TO DO: Locate each line below that includes "title" and reproduce it.

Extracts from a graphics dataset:

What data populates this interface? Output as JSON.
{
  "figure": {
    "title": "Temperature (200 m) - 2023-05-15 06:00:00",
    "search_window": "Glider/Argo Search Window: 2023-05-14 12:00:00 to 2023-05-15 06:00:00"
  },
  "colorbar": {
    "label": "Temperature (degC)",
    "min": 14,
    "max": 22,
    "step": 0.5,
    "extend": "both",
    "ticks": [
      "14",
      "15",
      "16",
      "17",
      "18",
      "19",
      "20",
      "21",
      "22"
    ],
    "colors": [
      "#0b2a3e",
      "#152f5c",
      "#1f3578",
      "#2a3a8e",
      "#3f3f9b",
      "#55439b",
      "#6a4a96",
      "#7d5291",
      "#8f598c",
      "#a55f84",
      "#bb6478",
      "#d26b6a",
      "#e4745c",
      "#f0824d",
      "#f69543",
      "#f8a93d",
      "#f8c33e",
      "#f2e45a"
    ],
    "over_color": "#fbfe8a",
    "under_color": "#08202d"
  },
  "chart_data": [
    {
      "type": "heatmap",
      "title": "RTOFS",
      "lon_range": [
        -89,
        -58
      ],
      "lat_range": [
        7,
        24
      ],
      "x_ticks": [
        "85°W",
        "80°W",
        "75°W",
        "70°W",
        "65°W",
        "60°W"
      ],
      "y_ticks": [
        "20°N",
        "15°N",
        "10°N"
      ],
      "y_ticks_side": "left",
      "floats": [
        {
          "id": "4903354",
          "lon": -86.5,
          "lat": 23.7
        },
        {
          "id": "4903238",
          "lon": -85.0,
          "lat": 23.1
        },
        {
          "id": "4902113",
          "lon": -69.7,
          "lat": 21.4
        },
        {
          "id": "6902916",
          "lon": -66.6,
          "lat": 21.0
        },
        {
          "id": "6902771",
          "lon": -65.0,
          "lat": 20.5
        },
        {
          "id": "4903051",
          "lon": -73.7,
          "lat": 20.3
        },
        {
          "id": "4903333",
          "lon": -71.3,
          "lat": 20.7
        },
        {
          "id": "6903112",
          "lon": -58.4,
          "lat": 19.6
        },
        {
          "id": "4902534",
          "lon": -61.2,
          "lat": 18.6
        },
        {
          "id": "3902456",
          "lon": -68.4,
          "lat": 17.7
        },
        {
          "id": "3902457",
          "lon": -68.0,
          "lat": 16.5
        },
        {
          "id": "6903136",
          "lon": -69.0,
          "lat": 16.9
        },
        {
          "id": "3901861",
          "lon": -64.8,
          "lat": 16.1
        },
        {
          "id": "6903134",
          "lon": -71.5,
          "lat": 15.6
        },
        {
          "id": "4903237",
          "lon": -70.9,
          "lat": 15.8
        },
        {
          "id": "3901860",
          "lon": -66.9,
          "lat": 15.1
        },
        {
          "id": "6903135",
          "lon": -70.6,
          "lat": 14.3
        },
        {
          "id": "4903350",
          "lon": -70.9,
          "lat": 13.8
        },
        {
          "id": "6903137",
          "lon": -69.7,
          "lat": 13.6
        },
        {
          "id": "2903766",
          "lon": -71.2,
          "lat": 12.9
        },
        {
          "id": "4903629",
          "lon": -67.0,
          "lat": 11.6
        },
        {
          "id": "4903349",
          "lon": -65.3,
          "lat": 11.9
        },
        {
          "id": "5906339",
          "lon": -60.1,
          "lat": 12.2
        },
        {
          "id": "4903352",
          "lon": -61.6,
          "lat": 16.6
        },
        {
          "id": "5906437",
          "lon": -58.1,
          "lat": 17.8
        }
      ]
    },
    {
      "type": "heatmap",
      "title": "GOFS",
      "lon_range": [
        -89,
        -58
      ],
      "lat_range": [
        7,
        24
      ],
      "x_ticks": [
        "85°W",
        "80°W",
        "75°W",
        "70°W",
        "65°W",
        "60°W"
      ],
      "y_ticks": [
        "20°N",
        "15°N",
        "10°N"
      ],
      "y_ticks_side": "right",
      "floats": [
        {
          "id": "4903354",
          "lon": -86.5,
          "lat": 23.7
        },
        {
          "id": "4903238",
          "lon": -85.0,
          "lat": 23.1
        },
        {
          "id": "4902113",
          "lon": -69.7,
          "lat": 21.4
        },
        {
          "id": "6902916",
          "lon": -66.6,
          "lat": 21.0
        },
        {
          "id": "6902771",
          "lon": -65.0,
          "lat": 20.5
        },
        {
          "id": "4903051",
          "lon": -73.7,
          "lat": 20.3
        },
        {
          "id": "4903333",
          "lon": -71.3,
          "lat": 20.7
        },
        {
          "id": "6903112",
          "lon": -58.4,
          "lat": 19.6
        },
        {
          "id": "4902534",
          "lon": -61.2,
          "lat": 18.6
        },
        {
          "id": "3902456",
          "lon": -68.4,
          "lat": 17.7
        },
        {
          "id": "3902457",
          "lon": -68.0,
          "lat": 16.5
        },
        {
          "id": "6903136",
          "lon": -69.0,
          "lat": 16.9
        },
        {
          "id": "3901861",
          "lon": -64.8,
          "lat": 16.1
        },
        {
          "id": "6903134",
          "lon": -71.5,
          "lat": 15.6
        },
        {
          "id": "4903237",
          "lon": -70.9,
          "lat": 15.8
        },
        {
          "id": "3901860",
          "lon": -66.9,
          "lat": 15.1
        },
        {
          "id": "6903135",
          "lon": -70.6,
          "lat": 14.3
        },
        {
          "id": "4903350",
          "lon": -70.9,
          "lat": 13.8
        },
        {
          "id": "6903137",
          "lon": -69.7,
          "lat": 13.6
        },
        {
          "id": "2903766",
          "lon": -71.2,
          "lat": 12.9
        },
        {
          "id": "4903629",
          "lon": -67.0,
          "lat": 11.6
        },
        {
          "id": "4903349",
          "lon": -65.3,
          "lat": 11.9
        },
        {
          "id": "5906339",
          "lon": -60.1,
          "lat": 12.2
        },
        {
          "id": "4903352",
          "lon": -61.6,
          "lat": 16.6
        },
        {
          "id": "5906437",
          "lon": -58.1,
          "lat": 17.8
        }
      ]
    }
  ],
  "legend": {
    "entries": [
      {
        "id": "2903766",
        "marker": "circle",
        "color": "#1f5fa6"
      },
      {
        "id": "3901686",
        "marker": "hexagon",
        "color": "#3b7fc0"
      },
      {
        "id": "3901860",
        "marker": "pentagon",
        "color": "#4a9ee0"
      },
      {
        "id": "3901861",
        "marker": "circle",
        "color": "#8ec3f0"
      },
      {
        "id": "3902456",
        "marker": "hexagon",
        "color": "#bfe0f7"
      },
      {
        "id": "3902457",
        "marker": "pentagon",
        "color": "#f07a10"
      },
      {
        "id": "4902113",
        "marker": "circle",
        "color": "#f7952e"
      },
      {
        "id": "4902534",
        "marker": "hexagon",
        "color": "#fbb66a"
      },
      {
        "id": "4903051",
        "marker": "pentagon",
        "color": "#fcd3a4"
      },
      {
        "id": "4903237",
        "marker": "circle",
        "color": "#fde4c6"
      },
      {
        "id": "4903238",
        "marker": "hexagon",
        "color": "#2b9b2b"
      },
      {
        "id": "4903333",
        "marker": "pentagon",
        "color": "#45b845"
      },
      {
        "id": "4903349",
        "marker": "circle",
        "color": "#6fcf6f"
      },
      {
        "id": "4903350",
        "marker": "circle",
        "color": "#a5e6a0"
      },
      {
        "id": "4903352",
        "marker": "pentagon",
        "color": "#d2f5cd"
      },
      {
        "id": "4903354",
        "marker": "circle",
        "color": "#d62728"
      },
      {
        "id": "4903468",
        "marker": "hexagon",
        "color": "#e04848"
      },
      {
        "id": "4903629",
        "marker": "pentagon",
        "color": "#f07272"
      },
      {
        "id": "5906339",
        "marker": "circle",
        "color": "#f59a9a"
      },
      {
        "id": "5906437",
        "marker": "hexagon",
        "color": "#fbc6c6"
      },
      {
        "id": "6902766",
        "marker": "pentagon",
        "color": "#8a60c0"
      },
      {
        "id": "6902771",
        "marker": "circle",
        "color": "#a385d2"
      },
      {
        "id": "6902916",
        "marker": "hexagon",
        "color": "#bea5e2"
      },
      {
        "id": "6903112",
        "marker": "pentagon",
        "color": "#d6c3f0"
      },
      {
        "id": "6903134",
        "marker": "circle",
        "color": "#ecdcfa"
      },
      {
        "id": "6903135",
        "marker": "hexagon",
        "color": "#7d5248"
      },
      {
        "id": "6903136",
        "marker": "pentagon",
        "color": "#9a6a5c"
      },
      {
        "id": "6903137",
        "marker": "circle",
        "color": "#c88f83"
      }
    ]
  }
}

EXPECTED ANSWER:
    "title": "Temperature (200 m) - 2023-05-15 06:00:00",
      "title": "RTOFS",
      "title": "GOFS",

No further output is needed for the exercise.